• _TASK PROMPT_
Tally up the lines where the string "Setting" appears; reply with the number only.

━━━━━━━━━━━━━━━━

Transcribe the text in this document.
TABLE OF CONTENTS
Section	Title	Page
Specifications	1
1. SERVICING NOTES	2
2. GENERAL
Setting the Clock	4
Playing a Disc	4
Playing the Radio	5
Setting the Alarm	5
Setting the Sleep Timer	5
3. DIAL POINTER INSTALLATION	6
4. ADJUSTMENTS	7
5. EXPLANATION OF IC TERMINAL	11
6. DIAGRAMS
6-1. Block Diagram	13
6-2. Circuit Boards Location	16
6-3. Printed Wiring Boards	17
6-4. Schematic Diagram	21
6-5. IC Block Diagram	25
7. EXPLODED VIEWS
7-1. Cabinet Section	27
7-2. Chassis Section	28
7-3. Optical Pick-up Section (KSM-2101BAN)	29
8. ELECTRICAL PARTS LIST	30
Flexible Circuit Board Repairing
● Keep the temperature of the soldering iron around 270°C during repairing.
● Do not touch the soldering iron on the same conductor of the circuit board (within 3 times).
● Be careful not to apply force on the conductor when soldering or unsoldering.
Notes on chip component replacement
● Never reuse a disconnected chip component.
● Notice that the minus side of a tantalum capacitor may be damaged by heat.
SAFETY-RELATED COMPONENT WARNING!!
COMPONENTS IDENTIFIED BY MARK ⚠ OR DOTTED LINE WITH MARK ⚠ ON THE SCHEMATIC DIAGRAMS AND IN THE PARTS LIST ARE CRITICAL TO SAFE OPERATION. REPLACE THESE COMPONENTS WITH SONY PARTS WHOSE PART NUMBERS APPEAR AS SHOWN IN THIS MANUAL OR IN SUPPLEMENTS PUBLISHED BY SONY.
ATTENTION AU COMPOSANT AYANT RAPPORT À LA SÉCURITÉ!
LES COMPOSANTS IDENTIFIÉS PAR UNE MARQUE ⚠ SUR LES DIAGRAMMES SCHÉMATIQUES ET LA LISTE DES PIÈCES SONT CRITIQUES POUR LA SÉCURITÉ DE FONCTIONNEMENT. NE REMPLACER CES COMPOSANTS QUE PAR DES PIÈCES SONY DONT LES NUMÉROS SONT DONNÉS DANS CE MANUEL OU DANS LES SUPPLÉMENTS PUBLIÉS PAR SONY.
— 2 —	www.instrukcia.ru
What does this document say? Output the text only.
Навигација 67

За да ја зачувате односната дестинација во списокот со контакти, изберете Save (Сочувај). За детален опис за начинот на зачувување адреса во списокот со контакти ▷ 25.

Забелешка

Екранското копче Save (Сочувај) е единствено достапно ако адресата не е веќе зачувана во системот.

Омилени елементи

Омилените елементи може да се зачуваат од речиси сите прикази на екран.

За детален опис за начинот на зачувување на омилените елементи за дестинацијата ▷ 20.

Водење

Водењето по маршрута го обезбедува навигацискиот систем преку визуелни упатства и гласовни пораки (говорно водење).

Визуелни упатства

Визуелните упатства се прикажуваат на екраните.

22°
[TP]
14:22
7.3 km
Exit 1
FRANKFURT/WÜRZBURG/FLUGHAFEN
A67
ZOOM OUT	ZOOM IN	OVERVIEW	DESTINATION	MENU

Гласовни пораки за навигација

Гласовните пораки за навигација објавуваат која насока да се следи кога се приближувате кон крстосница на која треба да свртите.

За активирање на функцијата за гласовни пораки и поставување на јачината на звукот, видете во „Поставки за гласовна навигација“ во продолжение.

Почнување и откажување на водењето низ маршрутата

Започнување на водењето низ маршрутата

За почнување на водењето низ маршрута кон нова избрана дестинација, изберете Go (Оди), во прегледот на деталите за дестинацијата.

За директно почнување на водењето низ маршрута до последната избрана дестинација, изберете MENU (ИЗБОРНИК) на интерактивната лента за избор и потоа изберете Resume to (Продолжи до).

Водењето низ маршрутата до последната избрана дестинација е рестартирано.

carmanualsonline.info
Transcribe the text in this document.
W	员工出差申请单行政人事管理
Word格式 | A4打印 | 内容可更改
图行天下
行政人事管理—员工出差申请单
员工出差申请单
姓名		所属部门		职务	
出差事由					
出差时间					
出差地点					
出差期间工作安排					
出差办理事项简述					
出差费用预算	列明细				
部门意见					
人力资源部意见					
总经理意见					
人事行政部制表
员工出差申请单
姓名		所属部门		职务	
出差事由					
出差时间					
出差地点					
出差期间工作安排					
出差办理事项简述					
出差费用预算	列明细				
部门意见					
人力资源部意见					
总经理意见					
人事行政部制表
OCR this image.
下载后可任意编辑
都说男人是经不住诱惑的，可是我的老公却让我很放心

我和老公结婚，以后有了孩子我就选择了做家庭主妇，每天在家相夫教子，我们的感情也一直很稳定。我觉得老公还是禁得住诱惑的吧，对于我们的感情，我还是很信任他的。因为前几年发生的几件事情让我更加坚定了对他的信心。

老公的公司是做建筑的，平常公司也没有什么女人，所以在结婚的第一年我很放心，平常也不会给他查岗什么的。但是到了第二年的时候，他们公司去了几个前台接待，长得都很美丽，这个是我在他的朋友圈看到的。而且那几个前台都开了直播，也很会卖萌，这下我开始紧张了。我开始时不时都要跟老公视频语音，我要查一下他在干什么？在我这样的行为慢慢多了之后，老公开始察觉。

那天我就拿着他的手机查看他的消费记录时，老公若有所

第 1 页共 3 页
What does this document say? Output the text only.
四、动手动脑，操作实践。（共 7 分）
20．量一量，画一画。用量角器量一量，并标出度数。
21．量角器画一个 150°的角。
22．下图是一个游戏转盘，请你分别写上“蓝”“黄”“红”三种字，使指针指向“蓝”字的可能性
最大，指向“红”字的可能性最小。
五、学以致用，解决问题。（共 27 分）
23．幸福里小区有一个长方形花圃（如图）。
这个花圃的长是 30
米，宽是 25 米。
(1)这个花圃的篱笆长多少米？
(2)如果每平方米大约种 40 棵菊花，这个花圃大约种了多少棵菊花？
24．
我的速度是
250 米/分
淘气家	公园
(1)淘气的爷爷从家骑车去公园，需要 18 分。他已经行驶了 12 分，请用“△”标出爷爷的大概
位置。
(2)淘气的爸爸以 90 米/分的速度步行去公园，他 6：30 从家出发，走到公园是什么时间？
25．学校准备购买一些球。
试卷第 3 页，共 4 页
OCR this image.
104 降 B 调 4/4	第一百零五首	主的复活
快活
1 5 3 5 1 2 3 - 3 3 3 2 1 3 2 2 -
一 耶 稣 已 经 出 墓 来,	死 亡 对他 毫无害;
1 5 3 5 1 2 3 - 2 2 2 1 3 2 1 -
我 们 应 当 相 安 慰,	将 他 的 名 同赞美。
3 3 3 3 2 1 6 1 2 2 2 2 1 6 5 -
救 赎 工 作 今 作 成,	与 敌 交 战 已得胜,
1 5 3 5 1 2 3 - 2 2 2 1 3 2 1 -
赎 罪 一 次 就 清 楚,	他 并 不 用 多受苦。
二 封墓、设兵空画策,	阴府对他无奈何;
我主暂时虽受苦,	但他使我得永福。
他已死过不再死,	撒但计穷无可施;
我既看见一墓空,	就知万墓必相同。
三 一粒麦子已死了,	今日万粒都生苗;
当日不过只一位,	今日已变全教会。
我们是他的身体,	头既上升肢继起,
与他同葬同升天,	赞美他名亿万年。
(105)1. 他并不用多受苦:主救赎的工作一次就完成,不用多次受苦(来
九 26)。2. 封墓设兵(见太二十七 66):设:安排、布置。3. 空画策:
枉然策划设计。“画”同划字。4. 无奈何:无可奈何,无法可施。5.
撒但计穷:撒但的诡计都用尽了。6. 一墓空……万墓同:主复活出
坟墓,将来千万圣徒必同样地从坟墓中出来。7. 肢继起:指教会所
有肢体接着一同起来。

━━━━━━━━━━━━━━━━

• _RESULT OF THE TASK_
3